| Input material |
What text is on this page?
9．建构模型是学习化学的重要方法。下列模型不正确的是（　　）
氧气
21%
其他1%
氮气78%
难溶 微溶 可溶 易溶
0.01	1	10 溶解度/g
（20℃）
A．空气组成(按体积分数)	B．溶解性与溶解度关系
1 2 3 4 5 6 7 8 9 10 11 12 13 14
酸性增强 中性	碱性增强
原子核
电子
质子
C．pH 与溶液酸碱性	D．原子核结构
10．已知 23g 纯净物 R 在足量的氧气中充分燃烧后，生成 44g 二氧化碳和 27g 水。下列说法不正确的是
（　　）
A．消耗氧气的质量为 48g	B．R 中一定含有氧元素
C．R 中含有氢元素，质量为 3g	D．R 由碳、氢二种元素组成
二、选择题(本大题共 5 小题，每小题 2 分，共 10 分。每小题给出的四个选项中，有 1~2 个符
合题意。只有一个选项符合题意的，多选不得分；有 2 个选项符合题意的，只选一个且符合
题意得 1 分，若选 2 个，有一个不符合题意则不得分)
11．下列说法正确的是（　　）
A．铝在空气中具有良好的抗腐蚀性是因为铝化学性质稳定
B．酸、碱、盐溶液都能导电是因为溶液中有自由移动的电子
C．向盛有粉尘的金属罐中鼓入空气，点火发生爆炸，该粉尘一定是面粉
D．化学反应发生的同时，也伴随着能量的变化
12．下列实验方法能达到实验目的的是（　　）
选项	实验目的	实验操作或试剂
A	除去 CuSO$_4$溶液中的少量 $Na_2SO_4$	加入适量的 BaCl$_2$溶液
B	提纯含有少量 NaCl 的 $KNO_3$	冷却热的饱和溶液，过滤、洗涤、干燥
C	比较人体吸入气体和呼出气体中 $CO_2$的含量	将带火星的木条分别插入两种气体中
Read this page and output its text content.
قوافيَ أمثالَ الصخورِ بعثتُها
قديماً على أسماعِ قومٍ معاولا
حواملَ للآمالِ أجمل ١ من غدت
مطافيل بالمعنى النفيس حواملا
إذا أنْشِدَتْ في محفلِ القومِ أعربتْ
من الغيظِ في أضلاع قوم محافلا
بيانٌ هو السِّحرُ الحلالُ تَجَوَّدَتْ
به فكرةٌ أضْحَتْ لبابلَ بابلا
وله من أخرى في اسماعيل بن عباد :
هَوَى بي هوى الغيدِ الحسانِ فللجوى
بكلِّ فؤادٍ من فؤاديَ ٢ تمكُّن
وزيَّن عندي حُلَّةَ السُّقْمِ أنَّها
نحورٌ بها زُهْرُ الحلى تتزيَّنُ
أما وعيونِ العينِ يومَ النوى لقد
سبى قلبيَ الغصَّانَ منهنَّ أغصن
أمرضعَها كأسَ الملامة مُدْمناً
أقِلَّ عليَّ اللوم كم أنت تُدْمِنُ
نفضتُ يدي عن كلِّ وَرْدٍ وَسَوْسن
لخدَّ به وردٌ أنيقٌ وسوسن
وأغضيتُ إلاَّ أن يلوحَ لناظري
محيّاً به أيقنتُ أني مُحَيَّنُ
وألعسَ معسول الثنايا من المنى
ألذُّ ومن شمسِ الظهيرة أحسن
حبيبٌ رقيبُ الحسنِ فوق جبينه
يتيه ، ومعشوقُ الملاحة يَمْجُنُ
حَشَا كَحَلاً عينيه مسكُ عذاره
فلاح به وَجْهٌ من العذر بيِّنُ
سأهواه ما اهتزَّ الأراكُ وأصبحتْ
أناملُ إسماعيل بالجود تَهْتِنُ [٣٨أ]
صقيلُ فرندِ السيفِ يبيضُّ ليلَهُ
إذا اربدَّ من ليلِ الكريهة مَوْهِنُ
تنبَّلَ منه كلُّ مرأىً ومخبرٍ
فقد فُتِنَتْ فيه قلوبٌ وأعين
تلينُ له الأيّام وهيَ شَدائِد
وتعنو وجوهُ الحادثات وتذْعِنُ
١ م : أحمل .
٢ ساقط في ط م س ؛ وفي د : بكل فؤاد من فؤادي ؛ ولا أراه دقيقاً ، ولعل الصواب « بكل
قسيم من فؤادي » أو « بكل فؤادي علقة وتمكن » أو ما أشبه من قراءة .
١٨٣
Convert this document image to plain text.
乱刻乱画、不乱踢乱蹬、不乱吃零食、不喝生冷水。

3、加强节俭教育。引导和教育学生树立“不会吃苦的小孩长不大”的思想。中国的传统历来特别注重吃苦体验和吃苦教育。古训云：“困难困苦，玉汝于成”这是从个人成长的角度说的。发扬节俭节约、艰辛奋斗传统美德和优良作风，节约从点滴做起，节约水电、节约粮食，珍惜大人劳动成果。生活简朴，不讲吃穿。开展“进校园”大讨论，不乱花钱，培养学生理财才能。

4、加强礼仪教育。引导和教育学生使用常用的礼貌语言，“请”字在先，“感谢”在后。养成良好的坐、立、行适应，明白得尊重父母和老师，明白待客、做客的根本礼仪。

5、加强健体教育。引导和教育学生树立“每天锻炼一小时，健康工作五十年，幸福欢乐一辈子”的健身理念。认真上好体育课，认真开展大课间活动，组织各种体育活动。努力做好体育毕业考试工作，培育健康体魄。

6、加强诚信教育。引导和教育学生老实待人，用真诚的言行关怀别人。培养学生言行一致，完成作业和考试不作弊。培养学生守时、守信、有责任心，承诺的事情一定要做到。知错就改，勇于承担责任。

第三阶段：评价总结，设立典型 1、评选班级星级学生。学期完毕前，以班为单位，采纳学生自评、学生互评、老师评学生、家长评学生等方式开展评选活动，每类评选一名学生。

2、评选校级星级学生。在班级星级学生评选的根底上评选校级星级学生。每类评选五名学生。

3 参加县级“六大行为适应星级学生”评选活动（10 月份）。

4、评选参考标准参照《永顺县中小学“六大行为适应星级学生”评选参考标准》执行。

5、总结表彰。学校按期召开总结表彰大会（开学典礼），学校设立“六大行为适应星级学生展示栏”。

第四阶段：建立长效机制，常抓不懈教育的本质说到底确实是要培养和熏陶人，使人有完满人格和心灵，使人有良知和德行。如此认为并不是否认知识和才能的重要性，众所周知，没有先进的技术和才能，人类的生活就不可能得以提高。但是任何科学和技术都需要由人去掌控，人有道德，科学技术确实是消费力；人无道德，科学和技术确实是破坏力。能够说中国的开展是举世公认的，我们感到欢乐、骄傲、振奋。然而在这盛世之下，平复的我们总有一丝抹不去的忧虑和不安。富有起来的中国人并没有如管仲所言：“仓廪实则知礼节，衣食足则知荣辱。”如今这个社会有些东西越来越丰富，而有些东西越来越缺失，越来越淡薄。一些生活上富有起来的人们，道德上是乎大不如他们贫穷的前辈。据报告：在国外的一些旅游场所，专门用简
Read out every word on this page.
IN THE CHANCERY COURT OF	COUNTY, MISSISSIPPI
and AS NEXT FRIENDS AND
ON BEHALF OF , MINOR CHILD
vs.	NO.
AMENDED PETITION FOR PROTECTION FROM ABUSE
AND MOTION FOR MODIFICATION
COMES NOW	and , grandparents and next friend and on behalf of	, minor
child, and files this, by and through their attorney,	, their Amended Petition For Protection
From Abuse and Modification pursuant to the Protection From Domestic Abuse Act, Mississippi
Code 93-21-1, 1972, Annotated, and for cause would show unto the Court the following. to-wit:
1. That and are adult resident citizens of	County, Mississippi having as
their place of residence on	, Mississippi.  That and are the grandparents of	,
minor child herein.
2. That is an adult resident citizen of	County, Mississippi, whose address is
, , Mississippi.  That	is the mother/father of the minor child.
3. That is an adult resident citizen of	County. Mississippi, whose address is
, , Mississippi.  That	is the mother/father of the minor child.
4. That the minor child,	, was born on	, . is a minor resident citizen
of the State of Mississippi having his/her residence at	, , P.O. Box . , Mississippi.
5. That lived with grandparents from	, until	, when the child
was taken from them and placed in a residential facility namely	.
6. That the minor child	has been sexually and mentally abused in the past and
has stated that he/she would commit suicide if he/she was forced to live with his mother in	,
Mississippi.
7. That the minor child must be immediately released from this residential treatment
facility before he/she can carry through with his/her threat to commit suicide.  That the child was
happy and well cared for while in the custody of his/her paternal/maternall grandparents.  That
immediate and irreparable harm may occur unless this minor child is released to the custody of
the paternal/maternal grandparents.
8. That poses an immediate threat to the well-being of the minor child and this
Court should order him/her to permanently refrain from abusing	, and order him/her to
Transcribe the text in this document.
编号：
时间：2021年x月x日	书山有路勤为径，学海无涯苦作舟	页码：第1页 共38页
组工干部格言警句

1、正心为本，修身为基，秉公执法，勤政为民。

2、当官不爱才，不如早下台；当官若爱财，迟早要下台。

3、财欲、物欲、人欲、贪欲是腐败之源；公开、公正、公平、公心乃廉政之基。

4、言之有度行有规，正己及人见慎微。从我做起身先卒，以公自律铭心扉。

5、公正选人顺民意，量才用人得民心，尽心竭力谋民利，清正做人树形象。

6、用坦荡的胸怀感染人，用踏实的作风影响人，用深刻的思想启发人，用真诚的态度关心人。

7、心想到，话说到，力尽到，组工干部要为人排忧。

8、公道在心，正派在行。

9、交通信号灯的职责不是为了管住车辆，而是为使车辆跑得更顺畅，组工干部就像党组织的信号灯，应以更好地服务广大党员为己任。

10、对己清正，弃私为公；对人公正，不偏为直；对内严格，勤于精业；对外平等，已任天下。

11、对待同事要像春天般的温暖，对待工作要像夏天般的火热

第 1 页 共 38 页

| Short exercise |
State how many lines of the records above contain the word "custody", and give only that number.

| The solution |
2